#### Stated goal
Repeat each entry exactly and drop the pictures.

## begin Exercise material

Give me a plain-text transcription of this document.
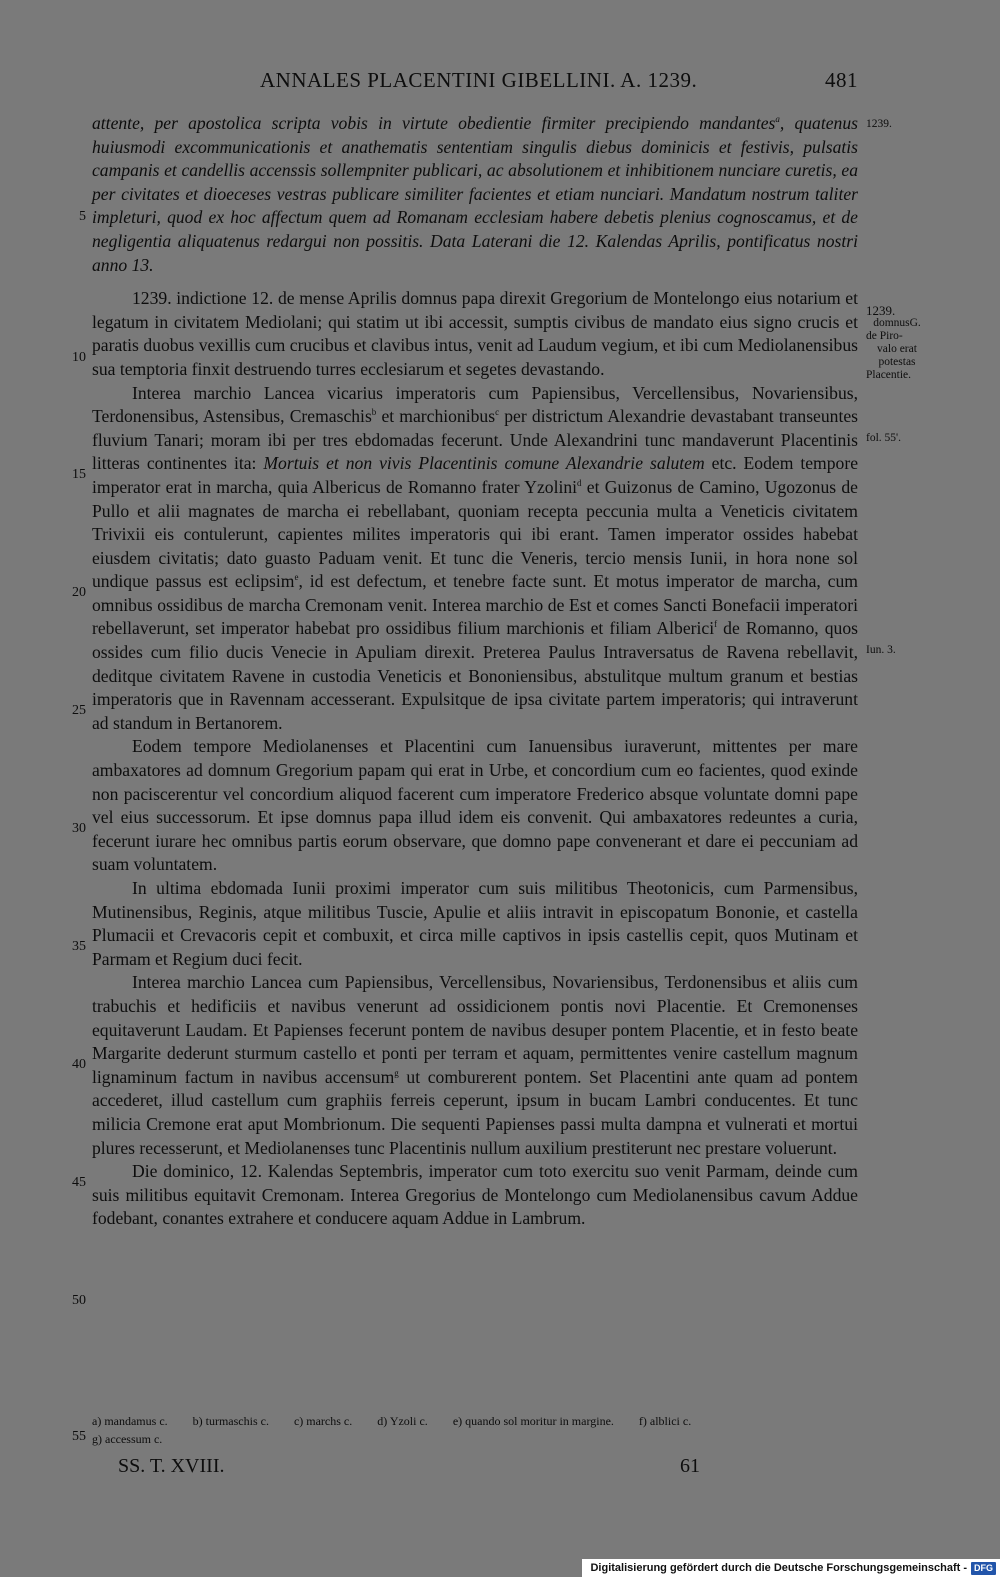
ANNALES PLACENTINI GIBELLINI. A. 1239.	481

attente, per apostolica scripta vobis in virtute obedientie firmiter precipiendo mandantes$^a$, quatenus huiusmodi excommunicationis et anathematis sententiam singulis diebus dominicis et festivis, pulsatis campanis et candellis accenssis sollempniter publicari, ac absolutionem et inhibitionem nunciare curetis, ea per civitates et dioeceses vestras publicare similiter facientes et etiam nunciari. Mandatum nostrum taliter impleturi, quod ex hoc affectum quem ad Romanam ecclesiam habere debetis plenius cognoscamus, et de negligentia aliquatenus redargui non possitis. Data Laterani die 12. Kalendas Aprilis, pontificatus nostri anno 13.

1239. indictione 12. de mense Aprilis domnus papa direxit Gregorium de Montelongo eius notarium et legatum in civitatem Mediolani; qui statim ut ibi accessit, sumptis civibus de mandato eius signo crucis et paratis duobus vexillis cum crucibus et clavibus intus, venit ad Laudum vegium, et ibi cum Mediolanensibus sua temptoria finxit destruendo turres ecclesiarum et segetes devastando.

Interea marchio Lancea vicarius imperatoris cum Papiensibus, Vercellensibus, Novariensibus, Terdonensibus, Astensibus, Cremaschis$^b$ et marchionibus$^c$ per districtum Alexandrie devastabant transeuntes fluvium Tanari; moram ibi per tres ebdomadas fecerunt. Unde Alexandrini tunc mandaverunt Placentinis litteras continentes ita: Mortuis et non vivis Placentinis comune Alexandrie salutem etc. Eodem tempore imperator erat in marcha, quia Albericus de Romanno frater Yzolini$^d$ et Guizonus de Camino, Ugozonus de Pullo et alii magnates de marcha ei rebellabant, quoniam recepta peccunia multa a Veneticis civitatem Trivixii eis contulerunt, capientes milites imperatoris qui ibi erant. Tamen imperator ossides habebat eiusdem civitatis; dato guasto Paduam venit. Et tunc die Veneris, tercio mensis Iunii, in hora none sol undique passus est eclipsim$^e$, id est defectum, et tenebre facte sunt. Et motus imperator de marcha, cum omnibus ossidibus de marcha Cremonam venit. Interea marchio de Est et comes Sancti Bonefacii imperatori rebellaverunt, set imperator habebat pro ossidibus filium marchionis et filiam Alberici$^f$ de Romanno, quos ossides cum filio ducis Venecie in Apuliam direxit. Preterea Paulus Intraversatus de Ravena rebellavit, deditque civitatem Ravene in custodia Veneticis et Bononiensibus, abstulitque multum granum et bestias imperatoris que in Ravennam accesserant. Expulsitque de ipsa civitate partem imperatoris; qui intraverunt ad standum in Bertanorem.

Eodem tempore Mediolanenses et Placentini cum Ianuensibus iuraverunt, mittentes per mare ambaxatores ad domnum Gregorium papam qui erat in Urbe, et concordium cum eo facientes, quod exinde non paciscerentur vel concordium aliquod facerent cum imperatore Frederico absque voluntate domni pape vel eius successorum. Et ipse domnus papa illud idem eis convenit. Qui ambaxatores redeuntes a curia, fecerunt iurare hec omnibus partis eorum observare, que domno pape convenerant et dare ei peccuniam ad suam voluntatem.

In ultima ebdomada Iunii proximi imperator cum suis militibus Theotonicis, cum Parmensibus, Mutinensibus, Reginis, atque militibus Tuscie, Apulie et aliis intravit in episcopatum Bononie, et castella Plumacii et Crevacoris cepit et combuxit, et circa mille captivos in ipsis castellis cepit, quos Mutinam et Parmam et Regium duci fecit.

Interea marchio Lancea cum Papiensibus, Vercellensibus, Novariensibus, Terdonensibus et aliis cum trabuchis et hedificiis et navibus venerunt ad ossidicionem pontis novi Placentie. Et Cremonenses equitaverunt Laudam. Et Papienses fecerunt pontem de navibus desuper pontem Placentie, et in festo beate Margarite dederunt sturmum castello et ponti per terram et aquam, permittentes venire castellum magnum lignaminum factum in navibus accensum$^g$ ut comburerent pontem. Set Placentini ante quam ad pontem accederet, illud castellum cum graphiis ferreis ceperunt, ipsum in bucam Lambri conducentes. Et tunc milicia Cremone erat aput Mombrionum. Die sequenti Papienses passi multa dampna et vulnerati et mortui plures recesserunt, et Mediolanenses tunc Placentinis nullum auxilium prestiterunt nec prestare voluerunt.

Die dominico, 12. Kalendas Septembris, imperator cum toto exercitu suo venit Parmam, deinde cum suis militibus equitavit Cremonam. Interea Gregorius de Montelongo cum Mediolanensibus cavum Addue fodebant, conantes extrahere et conducere aquam Addue in Lambrum.

5
10
15
20
25
30
35
40
45
50
55
1239.
1239.
domnusG.
de Piro-
valo erat
potestas
Placentie.
fol. 55'.
Iun. 3.
a) mandamus c. b) turmaschis c. c) marchs c. d) Yzoli c. e) quando sol moritur in margine. f) alblici c.
g) accessum c.
SS. T. XVIII.	61
Digitalisierung gefördert durch die Deutsche Forschungsgemeinschaft - DFG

## end Exercise material

#### Result below
Give me a plain-text transcription of this document.
ANNALES PLACENTINI GIBELLINI. A. 1239.	481

attente, per apostolica scripta vobis in virtute obedientie firmiter precipiendo mandantes$^a$, quatenus huiusmodi excommunicationis et anathematis sententiam singulis diebus dominicis et festivis, pulsatis campanis et candellis accenssis sollempniter publicari, ac absolutionem et inhibitionem nunciare curetis, ea per civitates et dioeceses vestras publicare similiter facientes et etiam nunciari. Mandatum nostrum taliter impleturi, quod ex hoc affectum quem ad Romanam ecclesiam habere debetis plenius cognoscamus, et de negligentia aliquatenus redargui non possitis. Data Laterani die 12. Kalendas Aprilis, pontificatus nostri anno 13.

1239. indictione 12. de mense Aprilis domnus papa direxit Gregorium de Montelongo eius notarium et legatum in civitatem Mediolani; qui statim ut ibi accessit, sumptis civibus de mandato eius signo crucis et paratis duobus vexillis cum crucibus et clavibus intus, venit ad Laudum vegium, et ibi cum Mediolanensibus sua temptoria finxit destruendo turres ecclesiarum et segetes devastando.

Interea marchio Lancea vicarius imperatoris cum Papiensibus, Vercellensibus, Novariensibus, Terdonensibus, Astensibus, Cremaschis$^b$ et marchionibus$^c$ per districtum Alexandrie devastabant transeuntes fluvium Tanari; moram ibi per tres ebdomadas fecerunt. Unde Alexandrini tunc mandaverunt Placentinis litteras continentes ita: Mortuis et non vivis Placentinis comune Alexandrie salutem etc. Eodem tempore imperator erat in marcha, quia Albericus de Romanno frater Yzolini$^d$ et Guizonus de Camino, Ugozonus de Pullo et alii magnates de marcha ei rebellabant, quoniam recepta peccunia multa a Veneticis civitatem Trivixii eis contulerunt, capientes milites imperatoris qui ibi erant. Tamen imperator ossides habebat eiusdem civitatis; dato guasto Paduam venit. Et tunc die Veneris, tercio mensis Iunii, in hora none sol undique passus est eclipsim$^e$, id est defectum, et tenebre facte sunt. Et motus imperator de marcha, cum omnibus ossidibus de marcha Cremonam venit. Interea marchio de Est et comes Sancti Bonefacii imperatori rebellaverunt, set imperator habebat pro ossidibus filium marchionis et filiam Alberici$^f$ de Romanno, quos ossides cum filio ducis Venecie in Apuliam direxit. Preterea Paulus Intraversatus de Ravena rebellavit, deditque civitatem Ravene in custodia Veneticis et Bononiensibus, abstulitque multum granum et bestias imperatoris que in Ravennam accesserant. Expulsitque de ipsa civitate partem imperatoris; qui intraverunt ad standum in Bertanorem.

Eodem tempore Mediolanenses et Placentini cum Ianuensibus iuraverunt, mittentes per mare ambaxatores ad domnum Gregorium papam qui erat in Urbe, et concordium cum eo facientes, quod exinde non paciscerentur vel concordium aliquod facerent cum imperatore Frederico absque voluntate domni pape vel eius successorum. Et ipse domnus papa illud idem eis convenit. Qui ambaxatores redeuntes a curia, fecerunt iurare hec omnibus partis eorum observare, que domno pape convenerant et dare ei peccuniam ad suam voluntatem.

In ultima ebdomada Iunii proximi imperator cum suis militibus Theotonicis, cum Parmensibus, Mutinensibus, Reginis, atque militibus Tuscie, Apulie et aliis intravit in episcopatum Bononie, et castella Plumacii et Crevacoris cepit et combuxit, et circa mille captivos in ipsis castellis cepit, quos Mutinam et Parmam et Regium duci fecit.

Interea marchio Lancea cum Papiensibus, Vercellensibus, Novariensibus, Terdonensibus et aliis cum trabuchis et hedificiis et navibus venerunt ad ossidicionem pontis novi Placentie. Et Cremonenses equitaverunt Laudam. Et Papienses fecerunt pontem de navibus desuper pontem Placentie, et in festo beate Margarite dederunt sturmum castello et ponti per terram et aquam, permittentes venire castellum magnum lignaminum factum in navibus accensum$^g$ ut comburerent pontem. Set Placentini ante quam ad pontem accederet, illud castellum cum graphiis ferreis ceperunt, ipsum in bucam Lambri conducentes. Et tunc milicia Cremone erat aput Mombrionum. Die sequenti Papienses passi multa dampna et vulnerati et mortui plures recesserunt, et Mediolanenses tunc Placentinis nullum auxilium prestiterunt nec prestare voluerunt.

Die dominico, 12. Kalendas Septembris, imperator cum toto exercitu suo venit Parmam, deinde cum suis militibus equitavit Cremonam. Interea Gregorius de Montelongo cum Mediolanensibus cavum Addue fodebant, conantes extrahere et conducere aquam Addue in Lambrum.

5
10
15
20
25
30
35
40
45
50
55
1239.
1239.
domnusG.
de Piro-
valo erat
potestas
Placentie.
fol. 55'.
Iun. 3.
a) mandamus c. b) turmaschis c. c) marchs c. d) Yzoli c. e) quando sol moritur in margine. f) alblici c.
g) accessum c.
SS. T. XVIII.	61
Digitalisierung gefördert durch die Deutsche Forschungsgemeinschaft - DFG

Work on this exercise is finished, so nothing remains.